THE EXERCISE:
The records below must be retyped exactly.

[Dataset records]
· · · ·

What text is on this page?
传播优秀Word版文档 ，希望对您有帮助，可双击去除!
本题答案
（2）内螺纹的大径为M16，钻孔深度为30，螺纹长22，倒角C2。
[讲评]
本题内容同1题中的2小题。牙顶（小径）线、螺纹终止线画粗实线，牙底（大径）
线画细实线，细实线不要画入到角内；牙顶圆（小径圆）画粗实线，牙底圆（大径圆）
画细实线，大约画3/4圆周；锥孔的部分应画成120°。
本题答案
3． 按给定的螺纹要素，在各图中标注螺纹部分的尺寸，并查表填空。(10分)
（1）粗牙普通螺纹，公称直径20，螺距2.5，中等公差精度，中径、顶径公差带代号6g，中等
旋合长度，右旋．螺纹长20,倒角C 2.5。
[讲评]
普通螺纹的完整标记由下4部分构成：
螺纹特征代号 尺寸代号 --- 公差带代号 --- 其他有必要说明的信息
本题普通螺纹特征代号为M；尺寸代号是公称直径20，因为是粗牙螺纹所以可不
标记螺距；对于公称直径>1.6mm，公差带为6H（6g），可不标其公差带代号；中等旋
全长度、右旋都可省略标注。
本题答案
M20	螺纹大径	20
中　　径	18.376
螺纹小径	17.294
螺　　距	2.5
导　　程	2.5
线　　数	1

· · · ·

SOLUTION TO THE PROBLEM:
What text is on this page?
传播优秀Word版文档 ，希望对您有帮助，可双击去除!
本题答案
（2）内螺纹的大径为M16，钻孔深度为30，螺纹长22，倒角C2。
[讲评]
本题内容同1题中的2小题。牙顶（小径）线、螺纹终止线画粗实线，牙底（大径）
线画细实线，细实线不要画入到角内；牙顶圆（小径圆）画粗实线，牙底圆（大径圆）
画细实线，大约画3/4圆周；锥孔的部分应画成120°。
本题答案
3． 按给定的螺纹要素，在各图中标注螺纹部分的尺寸，并查表填空。(10分)
（1）粗牙普通螺纹，公称直径20，螺距2.5，中等公差精度，中径、顶径公差带代号6g，中等
旋合长度，右旋．螺纹长20,倒角C 2.5。
[讲评]
普通螺纹的完整标记由下4部分构成：
螺纹特征代号 尺寸代号 --- 公差带代号 --- 其他有必要说明的信息
本题普通螺纹特征代号为M；尺寸代号是公称直径20，因为是粗牙螺纹所以可不
标记螺距；对于公称直径>1.6mm，公差带为6H（6g），可不标其公差带代号；中等旋
全长度、右旋都可省略标注。
本题答案
M20	螺纹大径	20
中　　径	18.376
螺纹小径	17.294
螺　　距	2.5
导　　程	2.5
线　　数	1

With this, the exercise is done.